Given entries:
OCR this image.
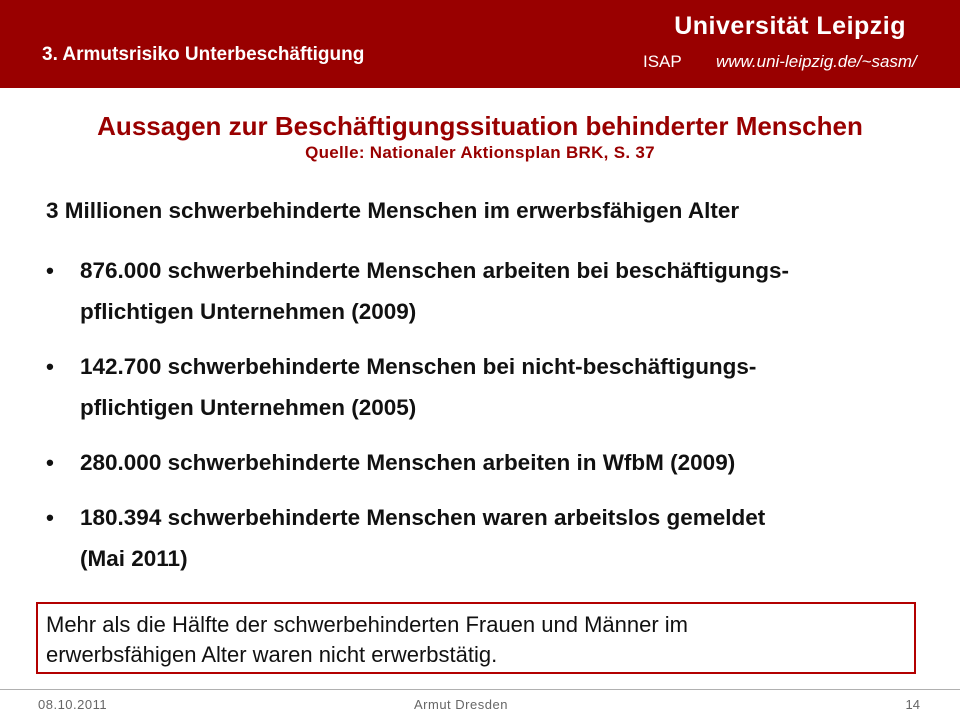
3. Armutsrisiko Unterbeschäftigung
Universität Leipzig
ISAP www.uni-leipzig.de/~sasm/

Aussagen zur Beschäftigungssituation behinderter Menschen

Quelle: Nationaler Aktionsplan BRK, S. 37

3 Millionen schwerbehinderte Menschen im erwerbsfähigen Alter
• 876.000 schwerbehinderte Menschen arbeiten bei beschäftigungs-
pflichtigen Unternehmen (2009)
• 142.700 schwerbehinderte Menschen bei nicht-beschäftigungs-
pflichtigen Unternehmen (2005)
• 280.000 schwerbehinderte Menschen arbeiten in WfbM (2009)
• 180.394 schwerbehinderte Menschen waren arbeitslos gemeldet
(Mai 2011)
Mehr als die Hälfte der schwerbehinderten Frauen und Männer im
erwerbsfähigen Alter waren nicht erwerbstätig.
08.10.2011	Armut Dresden	14
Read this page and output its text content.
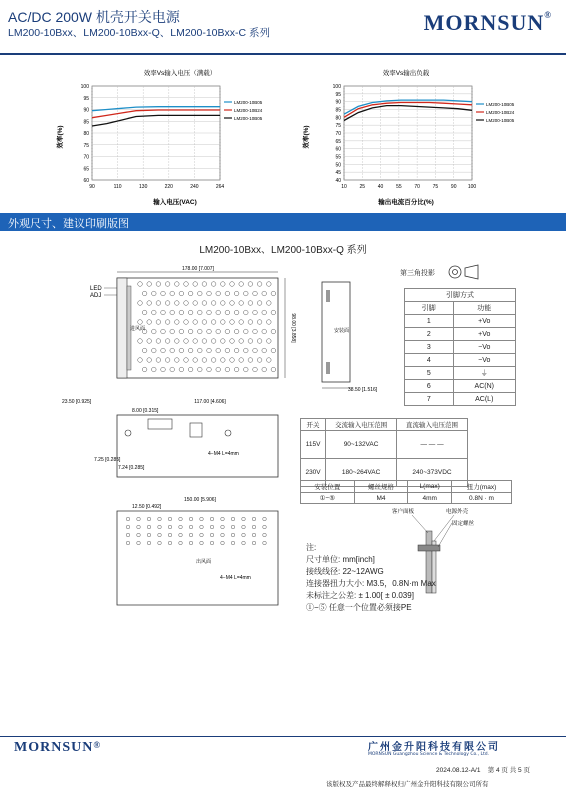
AC/DC 200W 机壳开关电源
LM200-10Bxx、LM200-10Bxx-Q、LM200-10Bxx-C 系列	MORNSUN®
效率Vs输入电压（满载）
60
65
70
75
80
85
90
95
100
90	110	130	220	240	264
输入电压(VAC)
效率(%)
LM200-10B05
LM200-10B24
LM200-10B05
效率Vs输出负载
40
45
50
55
60
65
70
75
80
85
90
95
100
10	25	40	55	70	75	90 100
输出电流百分比(%)
效率(%)
LM200-10B05
LM200-10B24
LM200-10B05
外观尺寸、建议印刷版图
LM200-10Bxx、LM200-10Bxx-Q 系列
第三角投影
178.00 [7.007]
进风面	98.00 [3.858]
LED
ADJ
安装面
38.50 [1.516]
117.00 [4.606]
23.50 [0.925]
8.00 [0.315]
4−M4 L=4mm
7.24 [0.285]
7.25 [0.285]
150.00 [5.906]
12.50 [0.492]
出风面
4−M4 L=4mm
引脚方式	
引脚	功能
1	+Vo
2	+Vo
3	−Vo
4	−Vo
5	⏚
6	AC(N)
7	AC(L)
开关	交流输入电压范围	直流输入电压范围
115V	90~132VAC	— — —
230V	180~264VAC	240~373VDC
安装位置	螺丝规格	L(max)	扭力(max)
①−⑤	M4	4mm	0.8N · m
客户面板	电源外壳
固定螺丝
注:
尺寸单位: mm[inch]
接线线径: 22~12AWG
连接器扭力大小: M3.5，0.8N·m Max
未标注之公差: ± 1.00[ ± 0.039]
①−⑤ 任意一个位置必须接PE
MORNSUN®	广州金升阳科技有限公司
MORNSUN Guangzhou Science & Technology Co., Ltd.
2024.08.12-A/1 第 4 页 共 5 页
该版权及产品最终解释权归广州金升阳科技有限公司所有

Work required:
Which lines contain "erwerbsfähigen"? Copy each of them out.

Task result:
3 Millionen schwerbehinderte Menschen im erwerbsfähigen Alter
erwerbsfähigen Alter waren nicht erwerbstätig.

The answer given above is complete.